Without the pictures, copy all the entries below exactly.
[Start of Records supplied]
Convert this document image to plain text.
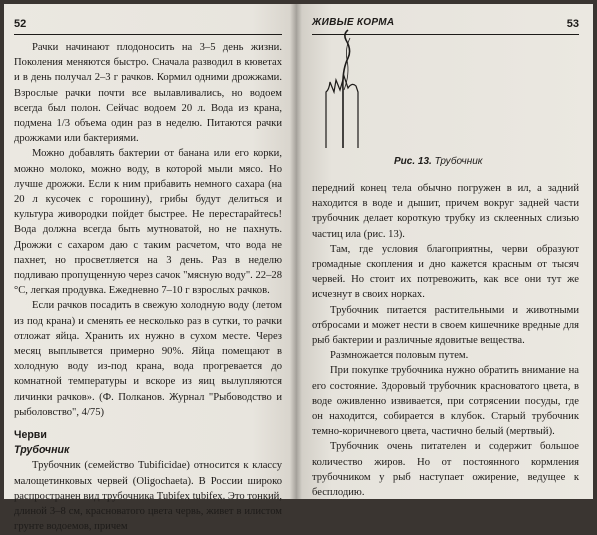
52

Рачки начинают плодоносить на 3–5 день жизни. Поколения меняются быстро. Сначала разводил в кюветах и в день получал 2–3 г рачков. Кормил одними дрожжами. Взрослые рачки почти все вылавливались, но водоем всегда был полон. Сейчас водоем 20 л. Вода из крана, подмена 1/3 объема один раз в неделю. Питаются рачки дрожжами или бактериями.

Можно добавлять бактерии от банана или его корки, можно молоко, можно воду, в которой мыли мясо. Но лучше дрожжи. Если к ним прибавить немного сахара (на 20 л кусочек с горошину), грибы будут делиться и культура живородки пойдет быстрее. Не перестарайтесь! Вода должна всегда быть мутноватой, но не пахнуть. Дрожжи с сахаром даю с таким расчетом, что вода не пахнет, но просветляется на 3 день. Раз в неделю подливаю пропущенную через сачок "мясную воду". 22–28 °С, легкая продувка. Ежедневно 7–10 г взрослых рачков.

Если рачков посадить в свежую холодную воду (летом из под крана) и сменять ее несколько раз в сутки, то рачки отложат яйца. Хранить их нужно в сухом месте. Через месяц выплывется примерно 90%. Яйца помещают в холодную воду из-под крана, вода прогревается до комнатной температуры и вскоре из яиц вылупляются личинки рачков». (Ф. Полканов. Журнал "Рыбоводство и рыболовство", 4/75)

Черви
Трубочник

Трубочник (семейство Tubificidae) относится к классу малощетинковых червей (Oligochaeta). В России широко распространен вид трубочника Tubifex tubifex. Это тонкий, длиной 3–8 см, красноватого цвета червь, живет в илистом грунте водоемов, причем

ЖИВЫЕ КОРМА	53
Рис. 13. Трубочник

передний конец тела обычно погружен в ил, а задний находится в воде и дышит, причем вокруг задней части трубочник делает короткую трубку из склеенных слизью частиц ила (рис. 13).

Там, где условия благоприятны, черви образуют громадные скопления и дно кажется красным от тысяч червей. Но стоит их потревожить, как все они тут же исчезнут в своих норках.

Трубочник питается растительными и животными отбросами и может нести в своем кишечнике вредные для рыб бактерии и различные ядовитые вещества.

Размножается половым путем.

При покупке трубочника нужно обратить внимание на его состояние. Здоровый трубочник красноватого цвета, в воде оживленно извивается, при сотрясении посуды, где он находится, собирается в клубок. Старый трубочник темно-коричневого цвета, частично белый (мертвый).

Трубочник очень питателен и содержит большое количество жиров. Но от постоянного кормления трубочником у рыб наступает ожирение, ведущее к бесплодию.
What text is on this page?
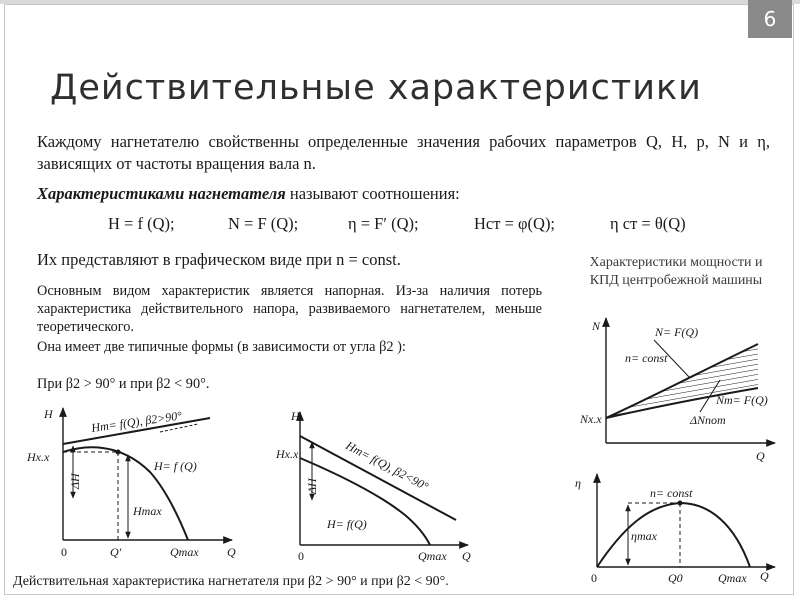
6
Действительные характеристики
Каждому нагнетателю свойственны определенные значения рабочих параметров Q, H, p, N и η, зависящих от частоты вращения вала n.
Характеристиками нагнетателя называют соотношения:
H = f (Q);	N = F (Q);	η = F′ (Q);	Hст = φ(Q);	η ст = θ(Q)
Их представляют в графическом виде при n = const.
Основным видом характеристик является напорная. Из-за наличия потерь характеристика действительного напора, развиваемого нагнетателем, меньше теоретического.
Она имеет две типичные формы (в зависимости от угла β2 ):
При β2 > 90° и при β2 < 90°.
Характеристики мощности и КПД центробежной машины
Действительная характеристика нагнетателя при β2 > 90° и при β2 < 90°.
H
Q
0
Hx.x
ΔH
Hт= f(Q), β2>90°
H= f (Q)
Hmax
Q′	Qmax
H
Q
0
Hx.x
ΔH Hт= f(Q), β2<90°
H= f(Q)
Qmax
N
Q
N= F(Q)
n= const
Nт= F(Q)
ΔNпот
Nx.x
η
Q
0
n= const
ηmax
Q0	Qmax
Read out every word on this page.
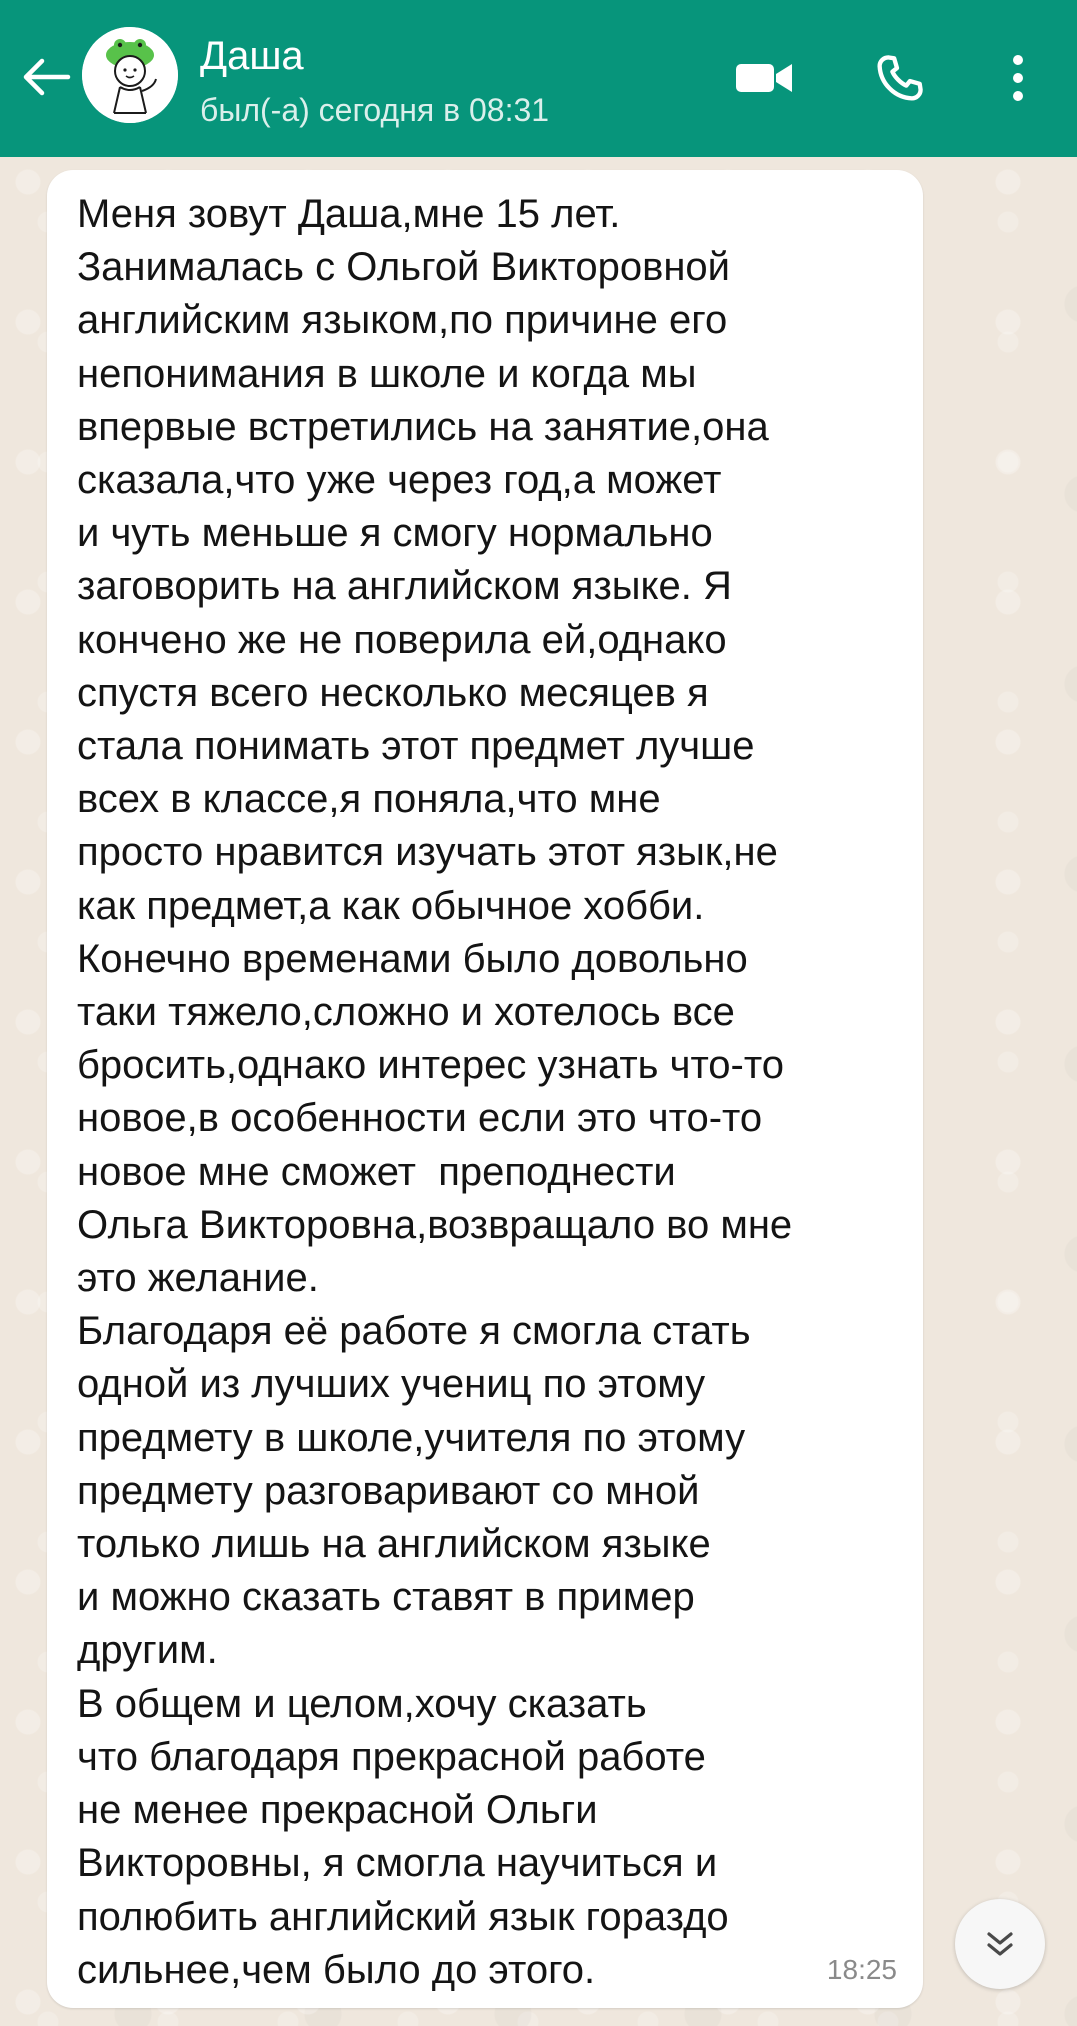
Даша
был(-а) сегодня в 08:31
Меня зовут Даша,мне 15 лет.
Занималась с Ольгой Викторовной
английским языком,по причине его
непонимания в школе и когда мы
впервые встретились на занятие,она
сказала,что уже через год,а может
и чуть меньше я смогу нормально
заговорить на английском языке. Я
кончено же не поверила ей,однако
спустя всего несколько месяцев я
стала понимать этот предмет лучше
всех в классе,я поняла,что мне
просто нравится изучать этот язык,не
как предмет,а как обычное хобби.
Конечно временами было довольно
таки тяжело,сложно и хотелось все
бросить,однако интерес узнать что-то
новое,в особенности если это что-то
новое мне сможет  преподнести
Ольга Викторовна,возвращало во мне
это желание.
Благодаря её работе я смогла стать
одной из лучших учениц по этому
предмету в школе,учителя по этому
предмету разговаривают со мной
только лишь на английском языке
и можно сказать ставят в пример
другим.
В общем и целом,хочу сказать
что благодаря прекрасной работе
не менее прекрасной Ольги
Викторовны, я смогла научиться и
полюбить английский язык гораздо
сильнее,чем было до этого.	18:25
[End of Records supplied]
Solution for this task:
Convert this document image to plain text.
52

Рачки начинают плодоносить на 3–5 день жизни. Поколения меняются быстро. Сначала разводил в кюветах и в день получал 2–3 г рачков. Кормил одними дрожжами. Взрослые рачки почти все вылавливались, но водоем всегда был полон. Сейчас водоем 20 л. Вода из крана, подмена 1/3 объема один раз в неделю. Питаются рачки дрожжами или бактериями.

Можно добавлять бактерии от банана или его корки, можно молоко, можно воду, в которой мыли мясо. Но лучше дрожжи. Если к ним прибавить немного сахара (на 20 л кусочек с горошину), грибы будут делиться и культура живородки пойдет быстрее. Не перестарайтесь! Вода должна всегда быть мутноватой, но не пахнуть. Дрожжи с сахаром даю с таким расчетом, что вода не пахнет, но просветляется на 3 день. Раз в неделю подливаю пропущенную через сачок "мясную воду". 22–28 °С, легкая продувка. Ежедневно 7–10 г взрослых рачков.

Если рачков посадить в свежую холодную воду (летом из под крана) и сменять ее несколько раз в сутки, то рачки отложат яйца. Хранить их нужно в сухом месте. Через месяц выплывется примерно 90%. Яйца помещают в холодную воду из-под крана, вода прогревается до комнатной температуры и вскоре из яиц вылупляются личинки рачков». (Ф. Полканов. Журнал "Рыбоводство и рыболовство", 4/75)

Черви
Трубочник

Трубочник (семейство Tubificidae) относится к классу малощетинковых червей (Oligochaeta). В России широко распространен вид трубочника Tubifex tubifex. Это тонкий, длиной 3–8 см, красноватого цвета червь, живет в илистом грунте водоемов, причем

ЖИВЫЕ КОРМА	53
Рис. 13. Трубочник

передний конец тела обычно погружен в ил, а задний находится в воде и дышит, причем вокруг задней части трубочник делает короткую трубку из склеенных слизью частиц ила (рис. 13).

Там, где условия благоприятны, черви образуют громадные скопления и дно кажется красным от тысяч червей. Но стоит их потревожить, как все они тут же исчезнут в своих норках.

Трубочник питается растительными и животными отбросами и может нести в своем кишечнике вредные для рыб бактерии и различные ядовитые вещества.

Размножается половым путем.

При покупке трубочника нужно обратить внимание на его состояние. Здоровый трубочник красноватого цвета, в воде оживленно извивается, при сотрясении посуды, где он находится, собирается в клубок. Старый трубочник темно-коричневого цвета, частично белый (мертвый).

Трубочник очень питателен и содержит большое количество жиров. Но от постоянного кормления трубочником у рыб наступает ожирение, ведущее к бесплодию.
What text is on this page?
6
Действительные характеристики
Каждому нагнетателю свойственны определенные значения рабочих параметров Q, H, p, N и η, зависящих от частоты вращения вала n.
Характеристиками нагнетателя называют соотношения:
H = f (Q);	N = F (Q);	η = F′ (Q);	Hст = φ(Q);	η ст = θ(Q)
Их представляют в графическом виде при n = const.
Основным видом характеристик является напорная. Из-за наличия потерь характеристика действительного напора, развиваемого нагнетателем, меньше теоретического.
Она имеет две типичные формы (в зависимости от угла β2 ):
При β2 > 90° и при β2 < 90°.
Характеристики мощности и КПД центробежной машины
Действительная характеристика нагнетателя при β2 > 90° и при β2 < 90°.
H
Q
0
Hx.x
ΔH
Hт= f(Q), β2>90°
H= f (Q)
Hmax
Q′	Qmax
H
Q
0
Hx.x
ΔH Hт= f(Q), β2<90°
H= f(Q)
Qmax
N
Q
N= F(Q)
n= const
Nт= F(Q)
ΔNпот
Nx.x
η
Q
0
n= const
ηmax
Q0	Qmax
Read out every word on this page.
Даша
был(-а) сегодня в 08:31
Меня зовут Даша,мне 15 лет.
Занималась с Ольгой Викторовной
английским языком,по причине его
непонимания в школе и когда мы
впервые встретились на занятие,она
сказала,что уже через год,а может
и чуть меньше я смогу нормально
заговорить на английском языке. Я
кончено же не поверила ей,однако
спустя всего несколько месяцев я
стала понимать этот предмет лучше
всех в классе,я поняла,что мне
просто нравится изучать этот язык,не
как предмет,а как обычное хобби.
Конечно временами было довольно
таки тяжело,сложно и хотелось все
бросить,однако интерес узнать что-то
новое,в особенности если это что-то
новое мне сможет  преподнести
Ольга Викторовна,возвращало во мне
это желание.
Благодаря её работе я смогла стать
одной из лучших учениц по этому
предмету в школе,учителя по этому
предмету разговаривают со мной
только лишь на английском языке
и можно сказать ставят в пример
другим.
В общем и целом,хочу сказать
что благодаря прекрасной работе
не менее прекрасной Ольги
Викторовны, я смогла научиться и
полюбить английский язык гораздо
сильнее,чем было до этого.	18:25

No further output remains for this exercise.